━━ DATA ROWS

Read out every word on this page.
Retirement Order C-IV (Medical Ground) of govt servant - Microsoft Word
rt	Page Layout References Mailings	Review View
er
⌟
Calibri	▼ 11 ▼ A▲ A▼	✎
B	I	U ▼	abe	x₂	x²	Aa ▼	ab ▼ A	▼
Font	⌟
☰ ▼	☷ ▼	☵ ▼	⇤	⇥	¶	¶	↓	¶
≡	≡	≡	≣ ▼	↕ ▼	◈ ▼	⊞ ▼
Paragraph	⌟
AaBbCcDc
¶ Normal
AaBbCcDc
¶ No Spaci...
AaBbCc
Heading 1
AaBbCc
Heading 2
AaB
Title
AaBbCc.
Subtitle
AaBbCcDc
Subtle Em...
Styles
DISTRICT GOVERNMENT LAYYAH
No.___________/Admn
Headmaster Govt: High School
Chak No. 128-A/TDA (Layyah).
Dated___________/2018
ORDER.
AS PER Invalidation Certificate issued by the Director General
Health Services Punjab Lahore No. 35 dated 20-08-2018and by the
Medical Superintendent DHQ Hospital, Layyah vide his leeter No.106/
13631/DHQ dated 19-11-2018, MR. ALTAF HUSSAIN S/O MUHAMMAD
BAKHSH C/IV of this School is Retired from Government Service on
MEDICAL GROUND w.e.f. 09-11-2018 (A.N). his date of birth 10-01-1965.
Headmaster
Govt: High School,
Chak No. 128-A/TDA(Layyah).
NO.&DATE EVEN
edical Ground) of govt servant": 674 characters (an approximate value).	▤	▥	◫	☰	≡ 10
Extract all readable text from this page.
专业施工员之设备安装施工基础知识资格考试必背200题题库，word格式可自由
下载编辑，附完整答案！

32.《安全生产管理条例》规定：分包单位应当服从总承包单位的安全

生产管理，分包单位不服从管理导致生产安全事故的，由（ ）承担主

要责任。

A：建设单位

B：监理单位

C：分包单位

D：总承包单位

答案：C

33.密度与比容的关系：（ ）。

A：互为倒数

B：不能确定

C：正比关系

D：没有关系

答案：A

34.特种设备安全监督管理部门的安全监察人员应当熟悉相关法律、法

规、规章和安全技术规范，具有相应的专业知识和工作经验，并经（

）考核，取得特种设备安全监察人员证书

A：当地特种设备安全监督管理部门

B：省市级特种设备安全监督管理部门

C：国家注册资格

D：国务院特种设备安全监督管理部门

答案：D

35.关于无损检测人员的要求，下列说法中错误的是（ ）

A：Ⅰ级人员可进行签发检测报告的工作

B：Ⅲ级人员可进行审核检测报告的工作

━━━━

▶ **EXERCISE**:
Extract every line above that contains the word "High".

▶ **OUTPUT FOR THIS TASK**:
Headmaster Govt: High School
Govt: High School,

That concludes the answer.